The problem:
The response should consist of the records, reproduced exactly.

▬▬▬▬▬▬▬▬▬▬

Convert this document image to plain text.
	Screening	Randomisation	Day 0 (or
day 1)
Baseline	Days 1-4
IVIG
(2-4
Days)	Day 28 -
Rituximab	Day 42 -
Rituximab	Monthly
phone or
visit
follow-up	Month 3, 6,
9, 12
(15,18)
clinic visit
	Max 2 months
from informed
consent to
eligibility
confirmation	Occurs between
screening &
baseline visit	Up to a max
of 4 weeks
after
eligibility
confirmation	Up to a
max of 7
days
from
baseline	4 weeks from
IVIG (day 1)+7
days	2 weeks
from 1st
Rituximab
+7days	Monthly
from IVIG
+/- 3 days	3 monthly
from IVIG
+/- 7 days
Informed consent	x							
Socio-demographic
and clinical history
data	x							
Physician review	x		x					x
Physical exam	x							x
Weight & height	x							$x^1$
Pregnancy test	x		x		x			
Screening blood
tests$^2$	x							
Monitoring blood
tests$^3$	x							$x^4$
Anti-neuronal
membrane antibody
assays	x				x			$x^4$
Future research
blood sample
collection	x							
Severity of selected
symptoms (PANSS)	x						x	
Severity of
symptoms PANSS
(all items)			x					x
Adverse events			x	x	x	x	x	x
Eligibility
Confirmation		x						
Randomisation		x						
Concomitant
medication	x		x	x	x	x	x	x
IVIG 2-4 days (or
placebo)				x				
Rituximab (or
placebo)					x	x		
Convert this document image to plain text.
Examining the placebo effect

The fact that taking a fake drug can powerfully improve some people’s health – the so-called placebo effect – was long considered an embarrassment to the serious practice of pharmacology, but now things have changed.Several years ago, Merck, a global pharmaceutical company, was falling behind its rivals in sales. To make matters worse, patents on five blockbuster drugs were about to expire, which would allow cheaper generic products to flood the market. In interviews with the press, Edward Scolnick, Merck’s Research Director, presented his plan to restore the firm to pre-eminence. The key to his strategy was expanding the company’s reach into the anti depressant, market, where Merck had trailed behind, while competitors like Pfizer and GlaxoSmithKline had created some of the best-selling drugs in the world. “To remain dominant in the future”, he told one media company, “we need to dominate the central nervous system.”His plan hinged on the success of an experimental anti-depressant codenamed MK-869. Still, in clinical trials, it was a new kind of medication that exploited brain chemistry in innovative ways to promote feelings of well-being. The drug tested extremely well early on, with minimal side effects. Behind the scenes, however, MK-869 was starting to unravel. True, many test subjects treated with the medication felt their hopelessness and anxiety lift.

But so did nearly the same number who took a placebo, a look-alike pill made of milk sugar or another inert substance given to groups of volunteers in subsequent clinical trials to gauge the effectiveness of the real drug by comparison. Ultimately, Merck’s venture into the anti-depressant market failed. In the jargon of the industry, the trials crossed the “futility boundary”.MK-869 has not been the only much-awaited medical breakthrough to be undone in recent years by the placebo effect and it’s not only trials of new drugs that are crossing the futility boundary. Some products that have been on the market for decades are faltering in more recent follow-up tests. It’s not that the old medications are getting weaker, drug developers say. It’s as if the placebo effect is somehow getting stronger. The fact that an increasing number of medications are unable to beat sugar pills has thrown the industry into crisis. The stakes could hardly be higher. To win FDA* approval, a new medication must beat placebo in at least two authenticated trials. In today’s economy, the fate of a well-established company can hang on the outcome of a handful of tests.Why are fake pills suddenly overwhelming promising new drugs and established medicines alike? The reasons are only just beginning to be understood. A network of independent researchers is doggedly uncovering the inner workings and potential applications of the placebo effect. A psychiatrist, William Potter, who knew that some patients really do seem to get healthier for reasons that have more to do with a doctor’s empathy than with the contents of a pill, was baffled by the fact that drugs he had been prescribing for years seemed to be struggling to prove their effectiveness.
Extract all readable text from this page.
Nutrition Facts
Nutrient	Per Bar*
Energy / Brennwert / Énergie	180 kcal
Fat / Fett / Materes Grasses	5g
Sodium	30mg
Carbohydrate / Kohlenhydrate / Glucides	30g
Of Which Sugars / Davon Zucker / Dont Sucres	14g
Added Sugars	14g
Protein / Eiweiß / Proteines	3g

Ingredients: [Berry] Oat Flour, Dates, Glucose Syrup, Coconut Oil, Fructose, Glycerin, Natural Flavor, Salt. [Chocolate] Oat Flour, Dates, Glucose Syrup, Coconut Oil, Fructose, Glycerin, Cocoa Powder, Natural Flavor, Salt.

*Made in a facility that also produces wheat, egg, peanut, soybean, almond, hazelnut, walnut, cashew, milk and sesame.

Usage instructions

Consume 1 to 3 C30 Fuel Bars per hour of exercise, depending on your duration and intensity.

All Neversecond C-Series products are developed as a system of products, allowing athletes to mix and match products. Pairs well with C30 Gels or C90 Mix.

▬▬▬▬▬▬▬▬▬▬

Output for this task:
Convert this document image to plain text.
	Screening	Randomisation	Day 0 (or
day 1)
Baseline	Days 1-4
IVIG
(2-4
Days)	Day 28 -
Rituximab	Day 42 -
Rituximab	Monthly
phone or
visit
follow-up	Month 3, 6,
9, 12
(15,18)
clinic visit
	Max 2 months
from informed
consent to
eligibility
confirmation	Occurs between
screening &
baseline visit	Up to a max
of 4 weeks
after
eligibility
confirmation	Up to a
max of 7
days
from
baseline	4 weeks from
IVIG (day 1)+7
days	2 weeks
from 1st
Rituximab
+7days	Monthly
from IVIG
+/- 3 days	3 monthly
from IVIG
+/- 7 days
Informed consent	x							
Socio-demographic
and clinical history
data	x							
Physician review	x		x					x
Physical exam	x							x
Weight & height	x							$x^1$
Pregnancy test	x		x		x			
Screening blood
tests$^2$	x							
Monitoring blood
tests$^3$	x							$x^4$
Anti-neuronal
membrane antibody
assays	x				x			$x^4$
Future research
blood sample
collection	x							
Severity of selected
symptoms (PANSS)	x						x	
Severity of
symptoms PANSS
(all items)			x					x
Adverse events			x	x	x	x	x	x
Eligibility
Confirmation		x						
Randomisation		x						
Concomitant
medication	x		x	x	x	x	x	x
IVIG 2-4 days (or
placebo)				x				
Rituximab (or
placebo)					x	x		
Convert this document image to plain text.
Examining the placebo effect

The fact that taking a fake drug can powerfully improve some people’s health – the so-called placebo effect – was long considered an embarrassment to the serious practice of pharmacology, but now things have changed.Several years ago, Merck, a global pharmaceutical company, was falling behind its rivals in sales. To make matters worse, patents on five blockbuster drugs were about to expire, which would allow cheaper generic products to flood the market. In interviews with the press, Edward Scolnick, Merck’s Research Director, presented his plan to restore the firm to pre-eminence. The key to his strategy was expanding the company’s reach into the anti depressant, market, where Merck had trailed behind, while competitors like Pfizer and GlaxoSmithKline had created some of the best-selling drugs in the world. “To remain dominant in the future”, he told one media company, “we need to dominate the central nervous system.”His plan hinged on the success of an experimental anti-depressant codenamed MK-869. Still, in clinical trials, it was a new kind of medication that exploited brain chemistry in innovative ways to promote feelings of well-being. The drug tested extremely well early on, with minimal side effects. Behind the scenes, however, MK-869 was starting to unravel. True, many test subjects treated with the medication felt their hopelessness and anxiety lift.

But so did nearly the same number who took a placebo, a look-alike pill made of milk sugar or another inert substance given to groups of volunteers in subsequent clinical trials to gauge the effectiveness of the real drug by comparison. Ultimately, Merck’s venture into the anti-depressant market failed. In the jargon of the industry, the trials crossed the “futility boundary”.MK-869 has not been the only much-awaited medical breakthrough to be undone in recent years by the placebo effect and it’s not only trials of new drugs that are crossing the futility boundary. Some products that have been on the market for decades are faltering in more recent follow-up tests. It’s not that the old medications are getting weaker, drug developers say. It’s as if the placebo effect is somehow getting stronger. The fact that an increasing number of medications are unable to beat sugar pills has thrown the industry into crisis. The stakes could hardly be higher. To win FDA* approval, a new medication must beat placebo in at least two authenticated trials. In today’s economy, the fate of a well-established company can hang on the outcome of a handful of tests.Why are fake pills suddenly overwhelming promising new drugs and established medicines alike? The reasons are only just beginning to be understood. A network of independent researchers is doggedly uncovering the inner workings and potential applications of the placebo effect. A psychiatrist, William Potter, who knew that some patients really do seem to get healthier for reasons that have more to do with a doctor’s empathy than with the contents of a pill, was baffled by the fact that drugs he had been prescribing for years seemed to be struggling to prove their effectiveness.
Extract all readable text from this page.
Nutrition Facts
Nutrient	Per Bar*
Energy / Brennwert / Énergie	180 kcal
Fat / Fett / Materes Grasses	5g
Sodium	30mg
Carbohydrate / Kohlenhydrate / Glucides	30g
Of Which Sugars / Davon Zucker / Dont Sucres	14g
Added Sugars	14g
Protein / Eiweiß / Proteines	3g

Ingredients: [Berry] Oat Flour, Dates, Glucose Syrup, Coconut Oil, Fructose, Glycerin, Natural Flavor, Salt. [Chocolate] Oat Flour, Dates, Glucose Syrup, Coconut Oil, Fructose, Glycerin, Cocoa Powder, Natural Flavor, Salt.

*Made in a facility that also produces wheat, egg, peanut, soybean, almond, hazelnut, walnut, cashew, milk and sesame.

Usage instructions

Consume 1 to 3 C30 Fuel Bars per hour of exercise, depending on your duration and intensity.

All Neversecond C-Series products are developed as a system of products, allowing athletes to mix and match products. Pairs well with C30 Gels or C90 Mix.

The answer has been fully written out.